Instructions to follow: Copy out each line of the material below without changing anything.

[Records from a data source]
= = =

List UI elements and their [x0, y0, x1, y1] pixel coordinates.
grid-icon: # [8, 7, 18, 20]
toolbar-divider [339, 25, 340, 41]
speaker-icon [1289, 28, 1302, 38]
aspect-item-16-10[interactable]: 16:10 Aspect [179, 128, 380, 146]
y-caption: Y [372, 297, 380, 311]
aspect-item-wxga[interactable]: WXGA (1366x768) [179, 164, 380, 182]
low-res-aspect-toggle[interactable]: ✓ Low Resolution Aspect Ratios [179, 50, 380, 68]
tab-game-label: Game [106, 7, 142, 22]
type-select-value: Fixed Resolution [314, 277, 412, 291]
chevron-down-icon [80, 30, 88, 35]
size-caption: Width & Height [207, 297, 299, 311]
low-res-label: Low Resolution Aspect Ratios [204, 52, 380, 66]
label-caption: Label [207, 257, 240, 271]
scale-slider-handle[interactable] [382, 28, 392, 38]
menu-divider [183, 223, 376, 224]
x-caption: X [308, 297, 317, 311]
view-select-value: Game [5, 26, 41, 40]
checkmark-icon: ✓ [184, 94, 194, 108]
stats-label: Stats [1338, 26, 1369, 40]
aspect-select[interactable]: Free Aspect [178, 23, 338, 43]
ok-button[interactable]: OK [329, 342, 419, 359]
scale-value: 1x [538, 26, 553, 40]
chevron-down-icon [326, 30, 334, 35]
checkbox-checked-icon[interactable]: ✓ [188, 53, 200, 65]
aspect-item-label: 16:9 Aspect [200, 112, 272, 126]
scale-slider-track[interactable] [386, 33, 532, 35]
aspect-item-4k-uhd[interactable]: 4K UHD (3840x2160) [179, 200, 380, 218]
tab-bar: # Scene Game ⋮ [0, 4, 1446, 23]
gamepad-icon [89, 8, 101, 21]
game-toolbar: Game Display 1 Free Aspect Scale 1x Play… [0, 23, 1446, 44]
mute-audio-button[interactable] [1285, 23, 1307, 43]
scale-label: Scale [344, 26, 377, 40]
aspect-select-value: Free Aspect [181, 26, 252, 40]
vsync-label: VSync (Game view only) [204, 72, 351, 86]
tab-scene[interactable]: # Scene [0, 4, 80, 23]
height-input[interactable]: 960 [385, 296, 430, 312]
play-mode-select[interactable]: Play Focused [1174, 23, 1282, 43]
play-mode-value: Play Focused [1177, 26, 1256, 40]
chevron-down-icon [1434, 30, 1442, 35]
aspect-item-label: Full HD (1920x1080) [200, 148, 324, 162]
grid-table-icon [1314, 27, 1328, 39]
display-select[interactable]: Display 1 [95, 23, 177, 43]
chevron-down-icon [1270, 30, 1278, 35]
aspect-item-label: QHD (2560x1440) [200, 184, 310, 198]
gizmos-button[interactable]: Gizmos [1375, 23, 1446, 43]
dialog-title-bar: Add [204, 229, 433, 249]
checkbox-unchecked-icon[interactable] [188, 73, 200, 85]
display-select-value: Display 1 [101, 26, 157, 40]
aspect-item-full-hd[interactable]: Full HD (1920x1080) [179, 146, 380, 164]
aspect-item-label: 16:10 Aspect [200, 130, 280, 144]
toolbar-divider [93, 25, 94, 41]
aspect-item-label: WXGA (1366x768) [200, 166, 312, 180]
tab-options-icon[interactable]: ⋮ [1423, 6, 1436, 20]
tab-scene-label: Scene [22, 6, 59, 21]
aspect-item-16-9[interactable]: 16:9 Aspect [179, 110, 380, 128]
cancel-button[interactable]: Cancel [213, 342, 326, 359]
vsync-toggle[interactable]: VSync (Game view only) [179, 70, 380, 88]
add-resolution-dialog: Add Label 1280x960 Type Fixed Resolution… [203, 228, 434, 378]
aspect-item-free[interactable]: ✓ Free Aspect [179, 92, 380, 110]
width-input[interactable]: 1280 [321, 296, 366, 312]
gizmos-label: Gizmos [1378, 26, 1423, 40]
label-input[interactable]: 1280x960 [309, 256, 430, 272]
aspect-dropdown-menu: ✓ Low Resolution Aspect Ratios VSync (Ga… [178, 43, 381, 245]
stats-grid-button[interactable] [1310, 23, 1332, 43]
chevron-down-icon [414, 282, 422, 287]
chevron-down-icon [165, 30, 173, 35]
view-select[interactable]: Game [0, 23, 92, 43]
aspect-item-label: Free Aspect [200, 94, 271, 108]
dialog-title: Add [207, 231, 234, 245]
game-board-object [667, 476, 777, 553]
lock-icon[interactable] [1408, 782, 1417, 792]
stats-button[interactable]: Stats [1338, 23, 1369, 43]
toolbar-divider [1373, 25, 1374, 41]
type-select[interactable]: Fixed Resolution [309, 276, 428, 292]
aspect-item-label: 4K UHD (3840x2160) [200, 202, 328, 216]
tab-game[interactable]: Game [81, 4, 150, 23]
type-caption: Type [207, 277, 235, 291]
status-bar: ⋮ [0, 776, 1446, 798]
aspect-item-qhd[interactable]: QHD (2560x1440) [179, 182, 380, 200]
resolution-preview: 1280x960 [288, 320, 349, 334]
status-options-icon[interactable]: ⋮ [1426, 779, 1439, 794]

= = =

Solution:
List UI elements and their [x0, y0, x1, y1] pixel coordinates.
grid-icon: # [8, 7, 18, 20]
toolbar-divider [339, 25, 340, 41]
speaker-icon [1289, 28, 1302, 38]
aspect-item-16-10[interactable]: 16:10 Aspect [179, 128, 380, 146]
y-caption: Y [372, 297, 380, 311]
aspect-item-wxga[interactable]: WXGA (1366x768) [179, 164, 380, 182]
low-res-aspect-toggle[interactable]: ✓ Low Resolution Aspect Ratios [179, 50, 380, 68]
tab-game-label: Game [106, 7, 142, 22]
type-select-value: Fixed Resolution [314, 277, 412, 291]
chevron-down-icon [80, 30, 88, 35]
size-caption: Width & Height [207, 297, 299, 311]
low-res-label: Low Resolution Aspect Ratios [204, 52, 380, 66]
label-caption: Label [207, 257, 240, 271]
scale-slider-handle[interactable] [382, 28, 392, 38]
menu-divider [183, 223, 376, 224]
x-caption: X [308, 297, 317, 311]
view-select-value: Game [5, 26, 41, 40]
checkmark-icon: ✓ [184, 94, 194, 108]
stats-label: Stats [1338, 26, 1369, 40]
aspect-select[interactable]: Free Aspect [178, 23, 338, 43]
ok-button[interactable]: OK [329, 342, 419, 359]
scale-value: 1x [538, 26, 553, 40]
chevron-down-icon [326, 30, 334, 35]
checkbox-checked-icon[interactable]: ✓ [188, 53, 200, 65]
aspect-item-label: 16:9 Aspect [200, 112, 272, 126]
scale-slider-track[interactable] [386, 33, 532, 35]
aspect-item-4k-uhd[interactable]: 4K UHD (3840x2160) [179, 200, 380, 218]
tab-bar: # Scene Game ⋮ [0, 4, 1446, 23]
gamepad-icon [89, 8, 101, 21]
game-toolbar: Game Display 1 Free Aspect Scale 1x Play… [0, 23, 1446, 44]
mute-audio-button[interactable] [1285, 23, 1307, 43]
scale-label: Scale [344, 26, 377, 40]
aspect-select-value: Free Aspect [181, 26, 252, 40]
vsync-label: VSync (Game view only) [204, 72, 351, 86]
tab-scene[interactable]: # Scene [0, 4, 80, 23]
height-input[interactable]: 960 [385, 296, 430, 312]
play-mode-select[interactable]: Play Focused [1174, 23, 1282, 43]
play-mode-value: Play Focused [1177, 26, 1256, 40]
chevron-down-icon [1434, 30, 1442, 35]
aspect-item-label: Full HD (1920x1080) [200, 148, 324, 162]
grid-table-icon [1314, 27, 1328, 39]
display-select[interactable]: Display 1 [95, 23, 177, 43]
chevron-down-icon [1270, 30, 1278, 35]
aspect-item-label: QHD (2560x1440) [200, 184, 310, 198]
gizmos-button[interactable]: Gizmos [1375, 23, 1446, 43]
dialog-title-bar: Add [204, 229, 433, 249]
checkbox-unchecked-icon[interactable] [188, 73, 200, 85]
display-select-value: Display 1 [101, 26, 157, 40]
aspect-item-full-hd[interactable]: Full HD (1920x1080) [179, 146, 380, 164]
aspect-item-label: 16:10 Aspect [200, 130, 280, 144]
toolbar-divider [93, 25, 94, 41]
aspect-item-label: WXGA (1366x768) [200, 166, 312, 180]
tab-options-icon[interactable]: ⋮ [1423, 6, 1436, 20]
tab-scene-label: Scene [22, 6, 59, 21]
aspect-item-16-9[interactable]: 16:9 Aspect [179, 110, 380, 128]
cancel-button[interactable]: Cancel [213, 342, 326, 359]
vsync-toggle[interactable]: VSync (Game view only) [179, 70, 380, 88]
add-resolution-dialog: Add Label 1280x960 Type Fixed Resolution… [203, 228, 434, 378]
aspect-item-free[interactable]: ✓ Free Aspect [179, 92, 380, 110]
width-input[interactable]: 1280 [321, 296, 366, 312]
gizmos-label: Gizmos [1378, 26, 1423, 40]
label-input[interactable]: 1280x960 [309, 256, 430, 272]
aspect-dropdown-menu: ✓ Low Resolution Aspect Ratios VSync (Ga… [178, 43, 381, 245]
stats-grid-button[interactable] [1310, 23, 1332, 43]
chevron-down-icon [414, 282, 422, 287]
chevron-down-icon [165, 30, 173, 35]
view-select[interactable]: Game [0, 23, 92, 43]
aspect-item-label: Free Aspect [200, 94, 271, 108]
dialog-title: Add [207, 231, 234, 245]
game-board-object [667, 476, 777, 553]
lock-icon[interactable] [1408, 782, 1417, 792]
stats-button[interactable]: Stats [1338, 23, 1369, 43]
toolbar-divider [1373, 25, 1374, 41]
type-select[interactable]: Fixed Resolution [309, 276, 428, 292]
aspect-item-label: 4K UHD (3840x2160) [200, 202, 328, 216]
tab-game[interactable]: Game [81, 4, 150, 23]
type-caption: Type [207, 277, 235, 291]
status-bar: ⋮ [0, 776, 1446, 798]
aspect-item-qhd[interactable]: QHD (2560x1440) [179, 182, 380, 200]
resolution-preview: 1280x960 [288, 320, 349, 334]
status-options-icon[interactable]: ⋮ [1426, 779, 1439, 794]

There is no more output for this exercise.